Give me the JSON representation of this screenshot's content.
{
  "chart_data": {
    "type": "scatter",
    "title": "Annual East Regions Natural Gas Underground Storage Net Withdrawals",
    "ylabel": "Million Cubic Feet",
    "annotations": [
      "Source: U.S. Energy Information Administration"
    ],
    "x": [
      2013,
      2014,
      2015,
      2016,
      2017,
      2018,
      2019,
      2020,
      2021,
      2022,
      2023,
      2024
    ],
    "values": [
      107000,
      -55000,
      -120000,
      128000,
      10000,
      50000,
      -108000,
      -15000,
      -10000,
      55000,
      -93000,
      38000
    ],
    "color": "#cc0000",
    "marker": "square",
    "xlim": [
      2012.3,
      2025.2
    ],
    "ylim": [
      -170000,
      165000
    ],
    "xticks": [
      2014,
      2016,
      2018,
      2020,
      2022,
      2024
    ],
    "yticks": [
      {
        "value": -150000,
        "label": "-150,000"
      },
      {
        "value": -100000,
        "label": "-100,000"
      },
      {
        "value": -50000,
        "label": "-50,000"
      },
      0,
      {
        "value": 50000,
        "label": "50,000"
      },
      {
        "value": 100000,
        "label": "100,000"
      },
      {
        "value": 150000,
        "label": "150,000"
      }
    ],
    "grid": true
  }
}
************
» TASK TO COMPLETE: Repeat the entries exactly, all of them.

» ANSWER IN FULL:
Give me the JSON representation of this screenshot's content.
{
  "chart_data": {
    "type": "scatter",
    "title": "Annual East Regions Natural Gas Underground Storage Net Withdrawals",
    "ylabel": "Million Cubic Feet",
    "annotations": [
      "Source: U.S. Energy Information Administration"
    ],
    "x": [
      2013,
      2014,
      2015,
      2016,
      2017,
      2018,
      2019,
      2020,
      2021,
      2022,
      2023,
      2024
    ],
    "values": [
      107000,
      -55000,
      -120000,
      128000,
      10000,
      50000,
      -108000,
      -15000,
      -10000,
      55000,
      -93000,
      38000
    ],
    "color": "#cc0000",
    "marker": "square",
    "xlim": [
      2012.3,
      2025.2
    ],
    "ylim": [
      -170000,
      165000
    ],
    "xticks": [
      2014,
      2016,
      2018,
      2020,
      2022,
      2024
    ],
    "yticks": [
      {
        "value": -150000,
        "label": "-150,000"
      },
      {
        "value": -100000,
        "label": "-100,000"
      },
      {
        "value": -50000,
        "label": "-50,000"
      },
      0,
      {
        "value": 50000,
        "label": "50,000"
      },
      {
        "value": 100000,
        "label": "100,000"
      },
      {
        "value": 150000,
        "label": "150,000"
      }
    ],
    "grid": true
  }
}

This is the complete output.